SECURITIES AND EXCHANGE COMMISSION

WASHINGTON, D.C. 20549

 

FORM 8-K

 

CURRENT REPORT

 

PURSUANT TO SECTION 13 OR 15(d) OF THE SECURITIES EXCHANGE ACT OF 1934

 

Date of Report (Date of earliest event reported): June 10, 2016 (June 7, 2016)

 

MGT Capital Investments, Inc.

(Exact name of registrant as specified in its charter)

 

Delaware   001-32698   13-4148725

(State or other jurisdiction

of incorporation)

 

(Commission

File Number)

 

(IRS Employer

Identification No.)

 

500 Mamaroneck Avenue, Suite 320, Harrison, NY 10528

(Address of principal executive offices, including zip code)

 

(914) 630-7430

(Registrant’s telephone number, including area code)

 

Check the appropriate box below if the Form 8-K filing is intended to simultaneously satisfy the filing obligation of the registrant under any of the following provisions:

 

[  ] Written communications pursuant to Rule 425 under the Securities Act (17 CFR 230.425)
   
[  ] Soliciting material pursuant to Rule 14a-12 under the Exchange Act (17 CFR 240.14a-12)
   
[  ] Pre-commencement communications pursuant to Rule 14d-2(b) under the Exchange Act (17 CFR 240.14d-2(b))
   
[  ] Pre-commencement communications pursuant to Rule 13e-4(c) under the Exchange Act (17 CFR 240.13e-4(c))

 

 

 

   
 

 

ITEM 5.02 DEPARTURE OF DIRECTORS OR CERTAIN OFFICERS; ELECTION OF DIRECTORS; APPOINTMENT OF CERTAIN OFFICERS; COMPENSATORY ARRANGEMENTS OF CERTAIN OFFICERS

 

On June 7, 2016, the board of directors (the “Board”) of MGT Capital Investments, Inc. (the “Company”) appointed Mr. Nolan Bushnell as a member of the Company’s Board, effective immediately. The Board believes Mr. Bushnell qualifies as an independent director, as such term is defined in the NYSE Listed Company Guide. The Board.is yet to decide on which, if any, Board committee(s) Mr. Bushnell shall serve on.

 

There is no family relationship between Mr. Bushnell and any of the Company’s officers and directors. There are no understandings or arrangements between Mr. Bushnell and any other person pursuant to which Mr. Bushnell was appointed as a director. There has been no related party transaction involving Mr. Bushnell which would have been required to be disclosed pursuant to Item 404 (a) of Regulation S-K of the 1934 Securities Exchange Act, as amended.

 

ITEM 7.01 REGULATION FD DISCLOSURE

 

On June 7, 2016, the Company issued a Press Release in connection with the appointment of Mr. Bushnell. A copy of the Press Release is attached as Exhibit 99.1 hereto.

• Data excerpts:
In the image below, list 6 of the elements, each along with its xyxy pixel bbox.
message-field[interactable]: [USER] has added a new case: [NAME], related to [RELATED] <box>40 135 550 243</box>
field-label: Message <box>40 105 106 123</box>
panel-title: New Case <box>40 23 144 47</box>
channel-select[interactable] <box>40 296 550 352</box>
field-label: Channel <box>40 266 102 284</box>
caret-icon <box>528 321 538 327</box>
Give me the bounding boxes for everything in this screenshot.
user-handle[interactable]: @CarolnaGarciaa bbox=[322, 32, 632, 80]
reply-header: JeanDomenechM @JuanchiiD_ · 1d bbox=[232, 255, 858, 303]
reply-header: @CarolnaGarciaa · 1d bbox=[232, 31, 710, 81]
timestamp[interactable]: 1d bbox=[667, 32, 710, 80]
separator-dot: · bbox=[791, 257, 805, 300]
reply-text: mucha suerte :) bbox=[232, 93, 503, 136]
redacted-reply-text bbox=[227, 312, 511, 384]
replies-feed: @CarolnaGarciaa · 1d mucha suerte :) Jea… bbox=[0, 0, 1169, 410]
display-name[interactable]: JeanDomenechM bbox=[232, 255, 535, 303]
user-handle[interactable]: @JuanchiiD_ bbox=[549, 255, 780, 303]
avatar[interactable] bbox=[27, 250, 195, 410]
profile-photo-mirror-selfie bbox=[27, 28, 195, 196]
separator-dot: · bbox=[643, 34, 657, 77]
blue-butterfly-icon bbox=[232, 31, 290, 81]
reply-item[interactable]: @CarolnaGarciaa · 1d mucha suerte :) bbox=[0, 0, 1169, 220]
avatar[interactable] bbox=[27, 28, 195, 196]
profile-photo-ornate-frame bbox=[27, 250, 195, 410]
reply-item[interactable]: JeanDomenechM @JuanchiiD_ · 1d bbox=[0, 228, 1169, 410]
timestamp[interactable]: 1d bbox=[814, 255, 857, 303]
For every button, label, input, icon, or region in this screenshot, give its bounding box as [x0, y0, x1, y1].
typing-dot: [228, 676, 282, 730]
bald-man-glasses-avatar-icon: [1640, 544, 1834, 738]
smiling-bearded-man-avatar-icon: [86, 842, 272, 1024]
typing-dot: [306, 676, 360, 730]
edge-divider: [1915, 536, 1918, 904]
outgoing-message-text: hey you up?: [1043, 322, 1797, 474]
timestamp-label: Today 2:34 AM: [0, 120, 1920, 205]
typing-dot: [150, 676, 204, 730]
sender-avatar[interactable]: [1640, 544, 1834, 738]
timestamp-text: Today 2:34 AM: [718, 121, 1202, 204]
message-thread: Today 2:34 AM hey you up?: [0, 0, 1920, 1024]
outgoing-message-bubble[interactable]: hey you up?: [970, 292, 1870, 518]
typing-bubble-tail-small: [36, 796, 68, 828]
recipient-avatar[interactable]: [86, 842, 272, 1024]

• Task goal: Reproduce the passage of the Form 8-K filing verbatim, starting with "Check the appropriate" and going on through "(17 CFR 240.14d-2(b))".

• Answer for the task:
Check the appropriate box below if the Form 8-K filing is intended to simultaneously satisfy the filing obligation of the registrant under any of the following provisions:

 

[  ] Written communications pursuant to Rule 425 under the Securities Act (17 CFR 230.425)
   
[  ] Soliciting material pursuant to Rule 14a-12 under the Exchange Act (17 CFR 240.14a-12)
   
[  ] Pre-commencement communications pursuant to Rule 14d-2(b) under the Exchange Act (17 CFR 240.14d-2(b))